→ Required work: Pick out each line in these entries that contains the string "range".

→ Data provided:
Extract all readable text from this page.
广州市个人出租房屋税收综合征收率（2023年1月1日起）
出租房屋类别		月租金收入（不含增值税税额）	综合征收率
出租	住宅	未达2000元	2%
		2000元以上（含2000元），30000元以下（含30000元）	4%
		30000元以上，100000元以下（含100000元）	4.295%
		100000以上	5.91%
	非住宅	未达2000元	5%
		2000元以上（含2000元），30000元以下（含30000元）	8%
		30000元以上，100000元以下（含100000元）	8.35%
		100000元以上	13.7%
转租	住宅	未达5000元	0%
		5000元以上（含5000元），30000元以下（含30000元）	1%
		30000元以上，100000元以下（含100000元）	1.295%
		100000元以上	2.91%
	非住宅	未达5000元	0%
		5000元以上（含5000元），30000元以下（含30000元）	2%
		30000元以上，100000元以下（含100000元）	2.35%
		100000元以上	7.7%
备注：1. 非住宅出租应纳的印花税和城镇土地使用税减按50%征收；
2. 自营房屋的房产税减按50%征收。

...

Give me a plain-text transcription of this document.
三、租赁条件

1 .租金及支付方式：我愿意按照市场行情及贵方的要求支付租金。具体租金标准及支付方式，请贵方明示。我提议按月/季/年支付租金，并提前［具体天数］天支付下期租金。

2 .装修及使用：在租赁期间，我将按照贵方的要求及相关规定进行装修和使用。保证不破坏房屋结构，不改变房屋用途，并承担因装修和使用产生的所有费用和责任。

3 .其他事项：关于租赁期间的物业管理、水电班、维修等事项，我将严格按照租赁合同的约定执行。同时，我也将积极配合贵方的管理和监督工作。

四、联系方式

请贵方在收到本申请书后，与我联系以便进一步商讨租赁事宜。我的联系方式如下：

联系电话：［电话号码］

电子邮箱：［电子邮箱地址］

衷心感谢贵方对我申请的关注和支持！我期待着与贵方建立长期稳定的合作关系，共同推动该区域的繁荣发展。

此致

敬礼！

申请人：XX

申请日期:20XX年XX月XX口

==

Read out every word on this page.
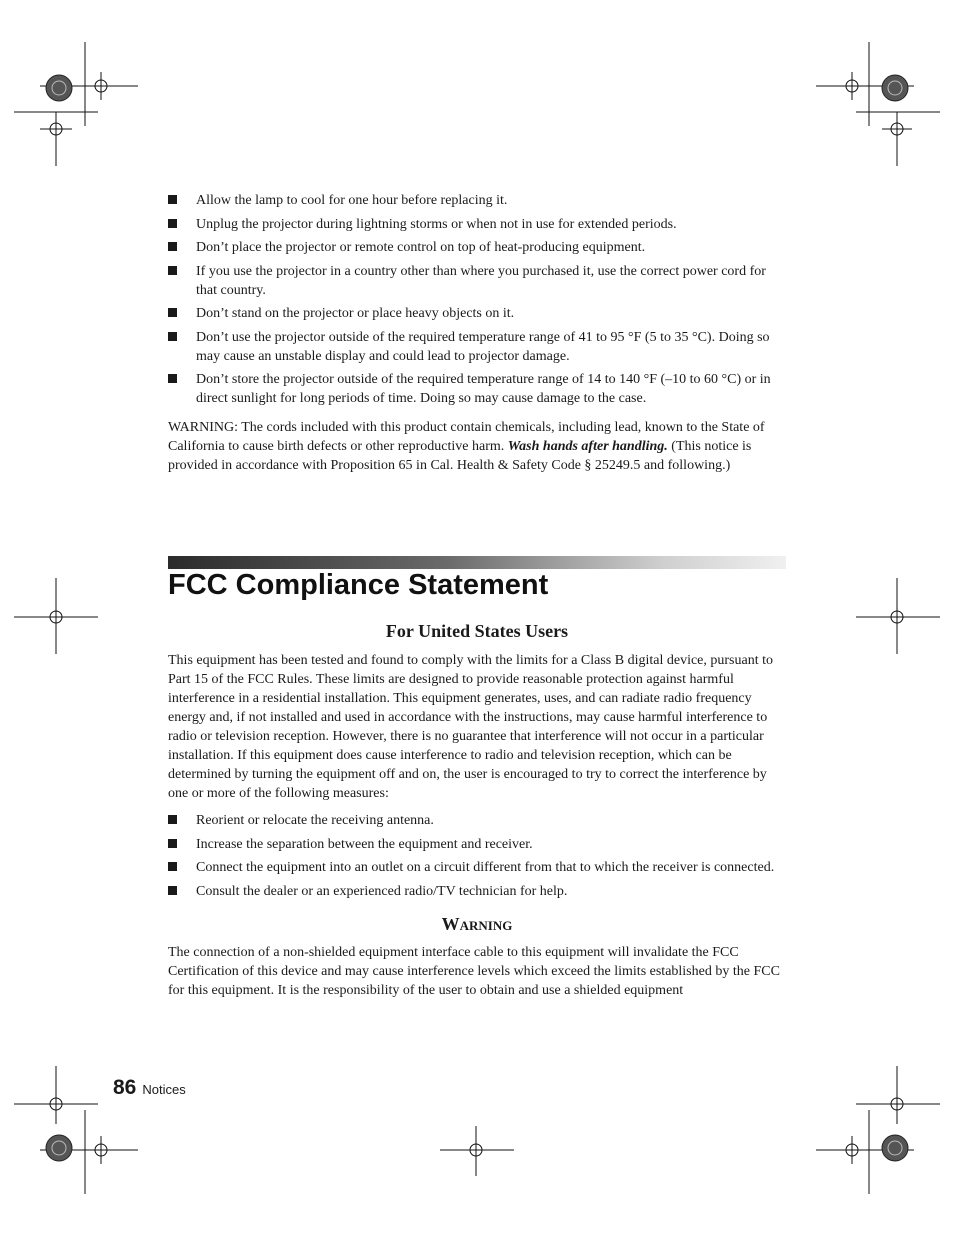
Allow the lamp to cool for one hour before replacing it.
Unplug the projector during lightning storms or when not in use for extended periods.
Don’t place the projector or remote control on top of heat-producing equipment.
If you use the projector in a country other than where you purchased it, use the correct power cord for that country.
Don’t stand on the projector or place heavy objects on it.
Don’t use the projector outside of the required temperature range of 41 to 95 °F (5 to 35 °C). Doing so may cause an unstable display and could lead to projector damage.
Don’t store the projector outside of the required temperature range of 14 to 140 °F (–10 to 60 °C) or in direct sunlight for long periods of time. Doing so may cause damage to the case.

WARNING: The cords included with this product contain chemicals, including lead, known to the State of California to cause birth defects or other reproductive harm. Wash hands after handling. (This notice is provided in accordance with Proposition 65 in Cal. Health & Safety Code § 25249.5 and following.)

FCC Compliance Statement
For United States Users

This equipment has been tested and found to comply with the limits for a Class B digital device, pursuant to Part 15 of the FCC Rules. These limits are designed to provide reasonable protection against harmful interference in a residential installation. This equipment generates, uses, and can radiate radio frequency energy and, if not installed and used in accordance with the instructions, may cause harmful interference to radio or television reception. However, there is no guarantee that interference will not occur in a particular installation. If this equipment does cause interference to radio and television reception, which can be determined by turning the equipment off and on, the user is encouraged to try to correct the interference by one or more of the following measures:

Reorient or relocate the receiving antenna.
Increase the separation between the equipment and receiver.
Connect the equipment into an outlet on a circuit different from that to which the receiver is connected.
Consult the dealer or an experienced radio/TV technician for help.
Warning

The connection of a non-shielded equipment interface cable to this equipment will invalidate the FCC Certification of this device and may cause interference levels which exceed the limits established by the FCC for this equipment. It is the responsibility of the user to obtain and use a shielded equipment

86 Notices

→ Result:
Don’t use the projector outside of the required temperature range of 41 to 95 °F (5 to 35 °C). Doing so may cause an unstable display and could lead to projector damage.
Don’t store the projector outside of the required temperature range of 14 to 140 °F (–10 to 60 °C) or in direct sunlight for long periods of time. Doing so may cause damage to the case.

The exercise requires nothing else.